▶ Exercise description: Locate every line in the records below that holds the word "young" and return each one.

(begin)

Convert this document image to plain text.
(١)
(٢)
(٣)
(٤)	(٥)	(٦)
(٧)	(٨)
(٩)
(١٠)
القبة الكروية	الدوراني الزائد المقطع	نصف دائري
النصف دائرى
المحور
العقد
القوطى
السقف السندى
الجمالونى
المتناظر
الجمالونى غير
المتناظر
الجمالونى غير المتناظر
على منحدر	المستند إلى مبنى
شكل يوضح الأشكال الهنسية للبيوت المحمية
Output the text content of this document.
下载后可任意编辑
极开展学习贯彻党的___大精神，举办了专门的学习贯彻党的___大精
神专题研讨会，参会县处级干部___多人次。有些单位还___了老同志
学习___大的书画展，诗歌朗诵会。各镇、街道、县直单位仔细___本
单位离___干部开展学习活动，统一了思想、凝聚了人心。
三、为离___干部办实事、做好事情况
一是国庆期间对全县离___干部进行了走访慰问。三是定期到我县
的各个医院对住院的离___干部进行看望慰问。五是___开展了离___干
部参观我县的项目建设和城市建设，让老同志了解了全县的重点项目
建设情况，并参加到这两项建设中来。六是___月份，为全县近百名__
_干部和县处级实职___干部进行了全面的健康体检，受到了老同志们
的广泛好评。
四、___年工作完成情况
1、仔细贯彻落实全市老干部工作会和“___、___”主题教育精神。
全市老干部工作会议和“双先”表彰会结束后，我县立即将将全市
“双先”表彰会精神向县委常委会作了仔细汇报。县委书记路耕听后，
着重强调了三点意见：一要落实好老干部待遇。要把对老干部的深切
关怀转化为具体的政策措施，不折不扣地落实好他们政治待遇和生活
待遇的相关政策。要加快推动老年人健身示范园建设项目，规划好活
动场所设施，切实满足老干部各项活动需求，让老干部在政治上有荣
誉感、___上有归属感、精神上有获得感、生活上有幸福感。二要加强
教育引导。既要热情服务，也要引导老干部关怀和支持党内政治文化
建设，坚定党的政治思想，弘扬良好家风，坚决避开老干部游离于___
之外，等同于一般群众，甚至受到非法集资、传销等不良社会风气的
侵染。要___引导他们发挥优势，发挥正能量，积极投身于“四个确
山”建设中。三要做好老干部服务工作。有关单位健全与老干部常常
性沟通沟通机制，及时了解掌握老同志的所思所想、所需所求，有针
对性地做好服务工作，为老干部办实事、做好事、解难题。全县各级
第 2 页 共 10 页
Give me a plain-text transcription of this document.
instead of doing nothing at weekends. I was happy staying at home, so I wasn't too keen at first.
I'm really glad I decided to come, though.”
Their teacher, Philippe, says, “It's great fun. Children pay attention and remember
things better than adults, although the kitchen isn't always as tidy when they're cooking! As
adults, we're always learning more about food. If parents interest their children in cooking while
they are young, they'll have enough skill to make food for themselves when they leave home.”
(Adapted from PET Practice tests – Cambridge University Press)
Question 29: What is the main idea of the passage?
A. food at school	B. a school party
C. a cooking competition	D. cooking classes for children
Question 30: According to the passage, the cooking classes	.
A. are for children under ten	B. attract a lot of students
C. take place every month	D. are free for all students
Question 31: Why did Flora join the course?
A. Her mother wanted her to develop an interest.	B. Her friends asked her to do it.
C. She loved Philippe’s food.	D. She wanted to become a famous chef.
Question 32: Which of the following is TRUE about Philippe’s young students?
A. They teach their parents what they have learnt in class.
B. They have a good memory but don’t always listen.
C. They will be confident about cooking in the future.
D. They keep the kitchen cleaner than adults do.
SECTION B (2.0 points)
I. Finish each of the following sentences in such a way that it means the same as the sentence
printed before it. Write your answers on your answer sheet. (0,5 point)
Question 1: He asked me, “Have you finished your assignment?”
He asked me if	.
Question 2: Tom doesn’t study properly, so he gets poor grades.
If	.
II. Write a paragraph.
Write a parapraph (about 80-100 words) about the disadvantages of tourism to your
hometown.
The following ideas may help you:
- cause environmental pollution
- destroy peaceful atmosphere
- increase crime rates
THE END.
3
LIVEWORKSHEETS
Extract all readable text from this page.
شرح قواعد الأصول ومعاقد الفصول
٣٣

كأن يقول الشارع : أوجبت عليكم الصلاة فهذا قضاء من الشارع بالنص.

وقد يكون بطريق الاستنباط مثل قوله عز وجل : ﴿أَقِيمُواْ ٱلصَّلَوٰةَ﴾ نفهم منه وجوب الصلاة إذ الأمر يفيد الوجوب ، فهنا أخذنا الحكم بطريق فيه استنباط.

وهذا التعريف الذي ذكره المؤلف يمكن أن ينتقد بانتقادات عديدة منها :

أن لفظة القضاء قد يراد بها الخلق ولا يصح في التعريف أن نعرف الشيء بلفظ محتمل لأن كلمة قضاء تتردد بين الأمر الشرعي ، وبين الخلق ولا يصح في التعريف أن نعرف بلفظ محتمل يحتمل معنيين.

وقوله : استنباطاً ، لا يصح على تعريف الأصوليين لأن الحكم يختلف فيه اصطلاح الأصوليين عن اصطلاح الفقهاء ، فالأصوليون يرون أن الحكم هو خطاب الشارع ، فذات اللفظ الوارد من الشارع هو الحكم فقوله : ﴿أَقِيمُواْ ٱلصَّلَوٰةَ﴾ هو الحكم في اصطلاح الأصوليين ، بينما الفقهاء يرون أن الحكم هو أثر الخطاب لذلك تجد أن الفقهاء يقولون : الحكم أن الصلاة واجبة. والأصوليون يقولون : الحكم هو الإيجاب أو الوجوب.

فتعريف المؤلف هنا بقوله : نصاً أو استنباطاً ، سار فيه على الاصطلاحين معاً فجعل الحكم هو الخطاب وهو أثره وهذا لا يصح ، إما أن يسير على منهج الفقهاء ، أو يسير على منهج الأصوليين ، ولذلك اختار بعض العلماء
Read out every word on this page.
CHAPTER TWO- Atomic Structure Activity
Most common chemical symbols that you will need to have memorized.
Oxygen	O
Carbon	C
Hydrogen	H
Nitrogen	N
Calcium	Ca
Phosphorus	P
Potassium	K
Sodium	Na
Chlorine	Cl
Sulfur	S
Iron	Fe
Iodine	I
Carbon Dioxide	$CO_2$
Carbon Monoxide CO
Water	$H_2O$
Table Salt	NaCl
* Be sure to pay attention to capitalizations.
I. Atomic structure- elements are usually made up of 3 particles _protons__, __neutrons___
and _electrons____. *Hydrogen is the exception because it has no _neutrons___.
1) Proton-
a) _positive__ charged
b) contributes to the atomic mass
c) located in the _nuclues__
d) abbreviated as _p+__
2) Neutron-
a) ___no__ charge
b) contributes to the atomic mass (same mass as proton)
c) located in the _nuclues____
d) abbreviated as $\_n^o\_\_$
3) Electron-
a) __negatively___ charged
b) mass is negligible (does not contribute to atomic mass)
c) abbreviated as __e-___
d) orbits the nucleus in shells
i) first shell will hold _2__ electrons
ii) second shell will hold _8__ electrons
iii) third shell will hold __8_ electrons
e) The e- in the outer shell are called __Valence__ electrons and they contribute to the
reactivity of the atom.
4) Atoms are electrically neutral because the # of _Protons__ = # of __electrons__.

(end)

▶ Output of the exercise:
they are young, they'll have enough skill to make food for themselves when they leave home.”
Question 32: Which of the following is TRUE about Philippe’s young students?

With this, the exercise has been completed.